> [Exercise prompt]:
Pull every line containing the word "重新申请" from the records.

> [Raw data]:
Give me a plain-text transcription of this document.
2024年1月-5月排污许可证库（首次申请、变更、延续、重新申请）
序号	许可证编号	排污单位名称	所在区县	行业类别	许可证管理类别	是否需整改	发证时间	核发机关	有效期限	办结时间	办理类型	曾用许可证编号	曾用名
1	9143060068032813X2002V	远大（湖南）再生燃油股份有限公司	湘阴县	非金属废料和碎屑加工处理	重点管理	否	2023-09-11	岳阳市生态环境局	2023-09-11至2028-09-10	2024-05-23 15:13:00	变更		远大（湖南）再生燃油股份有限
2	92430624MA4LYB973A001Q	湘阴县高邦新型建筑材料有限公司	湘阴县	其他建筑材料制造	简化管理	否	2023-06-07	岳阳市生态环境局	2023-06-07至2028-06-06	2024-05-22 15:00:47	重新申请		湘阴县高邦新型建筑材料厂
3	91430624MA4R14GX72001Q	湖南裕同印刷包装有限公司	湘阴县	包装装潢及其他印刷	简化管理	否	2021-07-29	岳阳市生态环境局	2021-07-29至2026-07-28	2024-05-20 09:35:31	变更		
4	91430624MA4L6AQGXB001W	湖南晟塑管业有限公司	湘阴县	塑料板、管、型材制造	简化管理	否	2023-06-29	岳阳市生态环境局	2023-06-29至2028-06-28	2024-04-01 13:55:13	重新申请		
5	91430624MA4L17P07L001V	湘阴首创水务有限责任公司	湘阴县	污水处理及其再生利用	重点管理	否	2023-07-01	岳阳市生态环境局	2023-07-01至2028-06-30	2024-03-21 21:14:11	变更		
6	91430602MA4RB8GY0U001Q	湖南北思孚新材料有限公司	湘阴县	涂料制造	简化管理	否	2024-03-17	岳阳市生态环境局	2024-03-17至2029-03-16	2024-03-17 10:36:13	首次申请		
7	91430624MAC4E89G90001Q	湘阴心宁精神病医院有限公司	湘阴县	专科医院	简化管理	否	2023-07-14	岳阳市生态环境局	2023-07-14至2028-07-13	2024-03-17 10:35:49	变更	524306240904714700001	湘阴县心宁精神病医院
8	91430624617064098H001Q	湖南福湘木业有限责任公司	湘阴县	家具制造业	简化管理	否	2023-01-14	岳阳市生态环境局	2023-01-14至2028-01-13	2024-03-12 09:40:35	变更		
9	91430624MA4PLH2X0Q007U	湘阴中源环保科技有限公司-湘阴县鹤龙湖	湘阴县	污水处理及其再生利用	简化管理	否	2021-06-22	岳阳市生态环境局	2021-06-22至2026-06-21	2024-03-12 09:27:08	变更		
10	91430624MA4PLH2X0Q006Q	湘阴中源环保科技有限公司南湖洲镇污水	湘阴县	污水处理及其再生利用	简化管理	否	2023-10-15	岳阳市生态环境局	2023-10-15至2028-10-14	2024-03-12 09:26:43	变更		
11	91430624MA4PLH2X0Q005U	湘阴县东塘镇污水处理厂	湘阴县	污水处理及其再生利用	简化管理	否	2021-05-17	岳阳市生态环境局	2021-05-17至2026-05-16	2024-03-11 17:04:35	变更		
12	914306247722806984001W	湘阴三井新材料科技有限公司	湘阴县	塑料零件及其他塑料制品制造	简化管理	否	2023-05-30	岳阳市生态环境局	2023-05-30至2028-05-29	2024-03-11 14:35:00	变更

> [Answer to the problem]:
2024年1月-5月排污许可证库（首次申请、变更、延续、重新申请）
2	92430624MA4LYB973A001Q	湘阴县高邦新型建筑材料有限公司	湘阴县	其他建筑材料制造	简化管理	否	2023-06-07	岳阳市生态环境局	2023-06-07至2028-06-06	2024-05-22 15:00:47	重新申请		湘阴县高邦新型建筑材料厂
4	91430624MA4L6AQGXB001W	湖南晟塑管业有限公司	湘阴县	塑料板、管、型材制造	简化管理	否	2023-06-29	岳阳市生态环境局	2023-06-29至2028-06-28	2024-04-01 13:55:13	重新申请		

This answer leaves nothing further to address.